Output each entry below as it stands, leaving out every picture.

Dataset excerpts:

______

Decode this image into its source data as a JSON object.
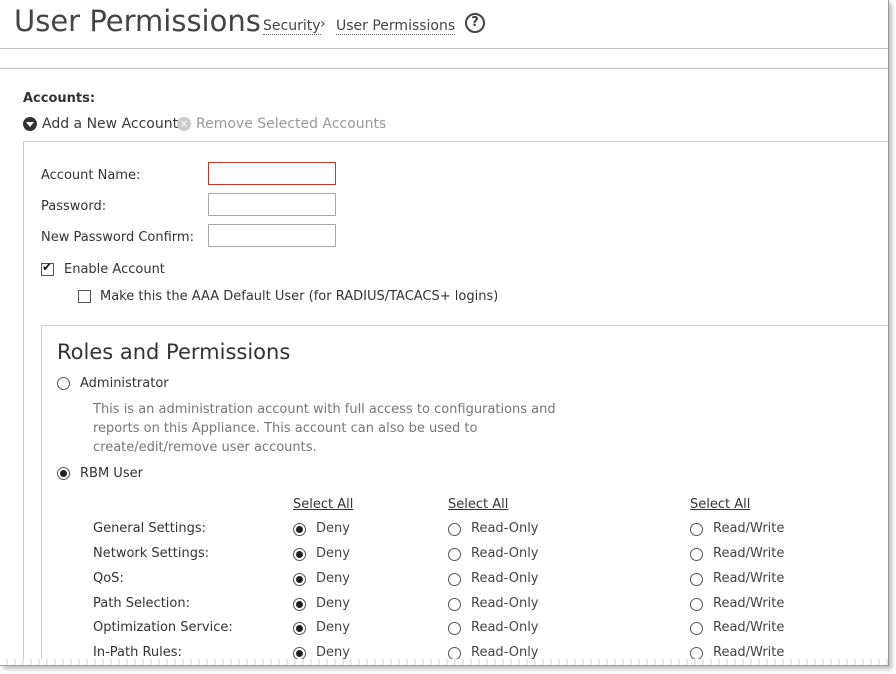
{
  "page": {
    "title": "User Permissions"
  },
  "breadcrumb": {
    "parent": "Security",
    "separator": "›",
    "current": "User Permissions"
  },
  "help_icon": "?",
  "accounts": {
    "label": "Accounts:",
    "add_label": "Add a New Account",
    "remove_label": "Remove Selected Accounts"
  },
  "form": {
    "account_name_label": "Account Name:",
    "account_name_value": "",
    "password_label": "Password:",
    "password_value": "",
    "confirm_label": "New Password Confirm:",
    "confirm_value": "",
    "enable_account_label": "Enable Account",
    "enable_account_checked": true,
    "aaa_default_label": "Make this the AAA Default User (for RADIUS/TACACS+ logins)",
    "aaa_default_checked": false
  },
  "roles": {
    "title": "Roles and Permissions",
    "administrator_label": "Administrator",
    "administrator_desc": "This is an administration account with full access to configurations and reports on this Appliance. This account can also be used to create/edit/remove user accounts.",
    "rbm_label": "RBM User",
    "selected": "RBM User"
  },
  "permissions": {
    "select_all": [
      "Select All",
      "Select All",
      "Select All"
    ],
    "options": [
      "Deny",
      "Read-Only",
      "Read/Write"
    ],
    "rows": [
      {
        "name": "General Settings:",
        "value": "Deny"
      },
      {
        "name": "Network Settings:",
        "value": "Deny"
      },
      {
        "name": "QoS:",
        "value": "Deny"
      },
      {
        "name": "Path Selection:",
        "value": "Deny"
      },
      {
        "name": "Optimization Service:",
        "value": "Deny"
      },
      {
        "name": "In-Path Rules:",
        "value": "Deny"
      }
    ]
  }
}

______

Response to the exercise:
Decode this image into its source data as a JSON object.
{
  "page": {
    "title": "User Permissions"
  },
  "breadcrumb": {
    "parent": "Security",
    "separator": "›",
    "current": "User Permissions"
  },
  "help_icon": "?",
  "accounts": {
    "label": "Accounts:",
    "add_label": "Add a New Account",
    "remove_label": "Remove Selected Accounts"
  },
  "form": {
    "account_name_label": "Account Name:",
    "account_name_value": "",
    "password_label": "Password:",
    "password_value": "",
    "confirm_label": "New Password Confirm:",
    "confirm_value": "",
    "enable_account_label": "Enable Account",
    "enable_account_checked": true,
    "aaa_default_label": "Make this the AAA Default User (for RADIUS/TACACS+ logins)",
    "aaa_default_checked": false
  },
  "roles": {
    "title": "Roles and Permissions",
    "administrator_label": "Administrator",
    "administrator_desc": "This is an administration account with full access to configurations and reports on this Appliance. This account can also be used to create/edit/remove user accounts.",
    "rbm_label": "RBM User",
    "selected": "RBM User"
  },
  "permissions": {
    "select_all": [
      "Select All",
      "Select All",
      "Select All"
    ],
    "options": [
      "Deny",
      "Read-Only",
      "Read/Write"
    ],
    "rows": [
      {
        "name": "General Settings:",
        "value": "Deny"
      },
      {
        "name": "Network Settings:",
        "value": "Deny"
      },
      {
        "name": "QoS:",
        "value": "Deny"
      },
      {
        "name": "Path Selection:",
        "value": "Deny"
      },
      {
        "name": "Optimization Service:",
        "value": "Deny"
      },
      {
        "name": "In-Path Rules:",
        "value": "Deny"
      }
    ]
  }
}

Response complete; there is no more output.